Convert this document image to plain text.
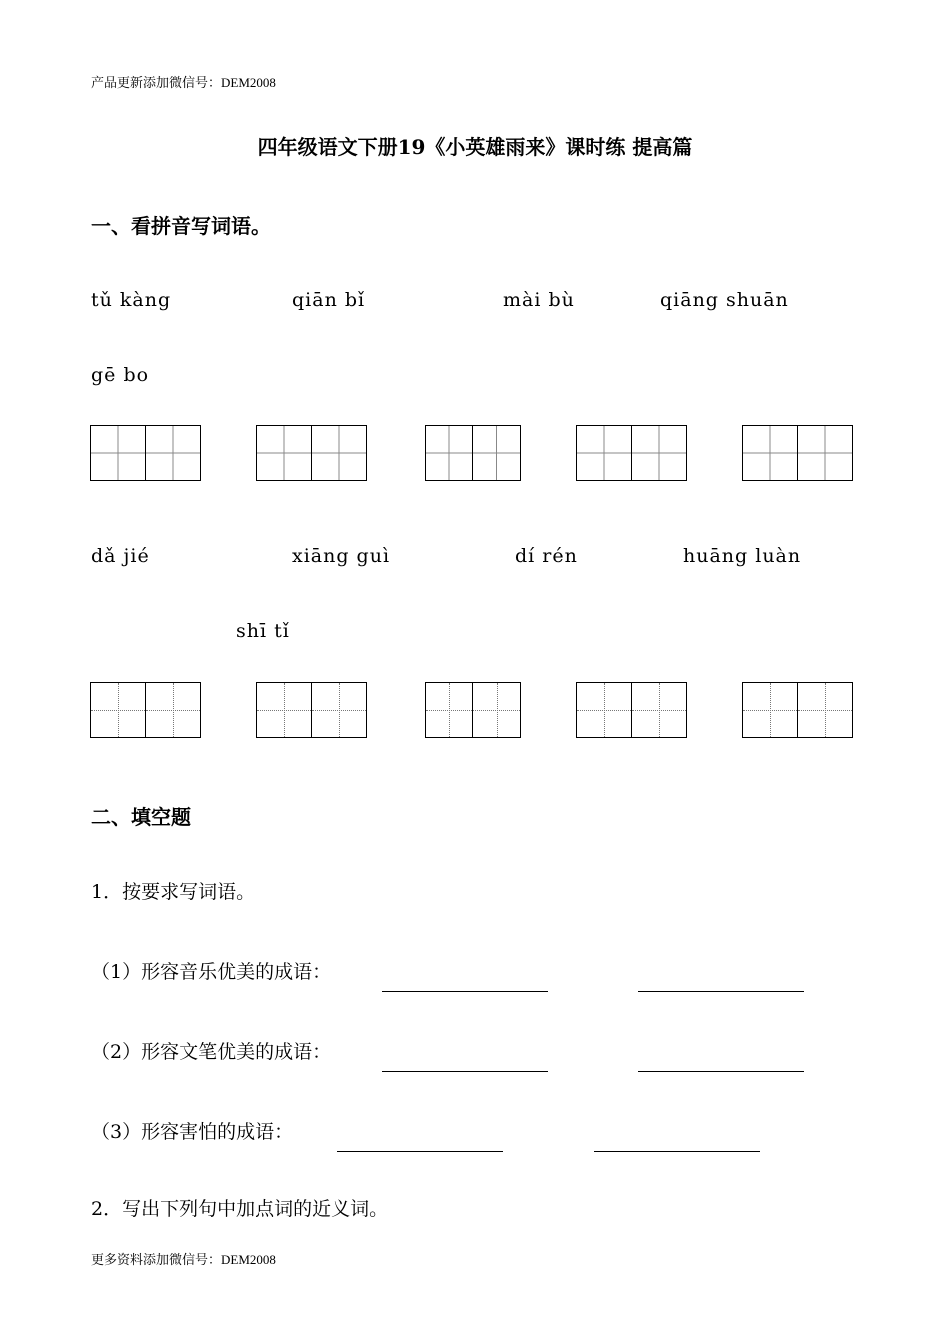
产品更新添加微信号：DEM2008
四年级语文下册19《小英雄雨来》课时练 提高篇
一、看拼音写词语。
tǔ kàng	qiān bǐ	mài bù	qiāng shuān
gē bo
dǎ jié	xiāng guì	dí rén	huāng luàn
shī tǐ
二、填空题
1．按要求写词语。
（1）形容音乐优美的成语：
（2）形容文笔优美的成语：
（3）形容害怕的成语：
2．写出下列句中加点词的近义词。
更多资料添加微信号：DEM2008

•••••

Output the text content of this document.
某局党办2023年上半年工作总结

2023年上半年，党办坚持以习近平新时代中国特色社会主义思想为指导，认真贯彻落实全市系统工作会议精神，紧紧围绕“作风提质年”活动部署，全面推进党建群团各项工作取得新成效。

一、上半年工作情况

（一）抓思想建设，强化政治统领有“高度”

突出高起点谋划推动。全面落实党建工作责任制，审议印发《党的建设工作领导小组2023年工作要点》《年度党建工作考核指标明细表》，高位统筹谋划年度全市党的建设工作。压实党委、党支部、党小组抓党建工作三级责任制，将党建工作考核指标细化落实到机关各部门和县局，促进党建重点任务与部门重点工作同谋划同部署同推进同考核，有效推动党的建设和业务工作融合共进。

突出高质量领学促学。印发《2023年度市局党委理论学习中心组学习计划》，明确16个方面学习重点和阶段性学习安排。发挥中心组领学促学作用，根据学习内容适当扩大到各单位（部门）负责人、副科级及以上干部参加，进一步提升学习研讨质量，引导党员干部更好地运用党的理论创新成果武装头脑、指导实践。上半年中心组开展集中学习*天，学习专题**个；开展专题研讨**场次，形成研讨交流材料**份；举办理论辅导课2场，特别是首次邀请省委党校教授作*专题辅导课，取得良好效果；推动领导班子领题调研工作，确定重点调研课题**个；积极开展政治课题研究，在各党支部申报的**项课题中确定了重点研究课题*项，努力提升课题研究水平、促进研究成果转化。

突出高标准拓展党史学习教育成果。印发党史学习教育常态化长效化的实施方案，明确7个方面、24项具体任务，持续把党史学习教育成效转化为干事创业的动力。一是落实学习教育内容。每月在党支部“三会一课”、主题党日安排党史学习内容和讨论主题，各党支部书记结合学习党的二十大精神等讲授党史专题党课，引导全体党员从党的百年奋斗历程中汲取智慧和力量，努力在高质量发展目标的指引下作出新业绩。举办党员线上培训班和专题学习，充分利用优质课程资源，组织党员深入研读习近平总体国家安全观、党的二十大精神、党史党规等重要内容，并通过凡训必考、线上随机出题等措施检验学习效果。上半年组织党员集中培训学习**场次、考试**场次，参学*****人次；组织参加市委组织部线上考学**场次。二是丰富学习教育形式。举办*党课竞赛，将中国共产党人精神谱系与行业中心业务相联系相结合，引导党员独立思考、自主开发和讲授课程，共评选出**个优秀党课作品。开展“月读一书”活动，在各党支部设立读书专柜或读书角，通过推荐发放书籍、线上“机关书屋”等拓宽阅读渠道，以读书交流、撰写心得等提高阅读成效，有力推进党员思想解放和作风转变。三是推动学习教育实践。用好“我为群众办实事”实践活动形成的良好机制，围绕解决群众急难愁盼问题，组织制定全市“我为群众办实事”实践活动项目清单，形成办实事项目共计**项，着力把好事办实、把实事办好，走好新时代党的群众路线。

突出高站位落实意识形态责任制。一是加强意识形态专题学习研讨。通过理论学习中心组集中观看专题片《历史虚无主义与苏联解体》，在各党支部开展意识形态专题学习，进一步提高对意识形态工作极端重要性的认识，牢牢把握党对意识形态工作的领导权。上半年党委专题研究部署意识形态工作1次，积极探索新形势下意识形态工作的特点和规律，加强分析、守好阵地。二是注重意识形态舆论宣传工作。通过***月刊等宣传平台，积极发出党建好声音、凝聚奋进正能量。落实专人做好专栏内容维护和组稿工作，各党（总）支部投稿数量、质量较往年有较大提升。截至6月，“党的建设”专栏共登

•••••

• What the task requires: From the data above, copy each line that has the string "document".

• Output for this exercise:
Convert this document image to plain text.
Output the text content of this document.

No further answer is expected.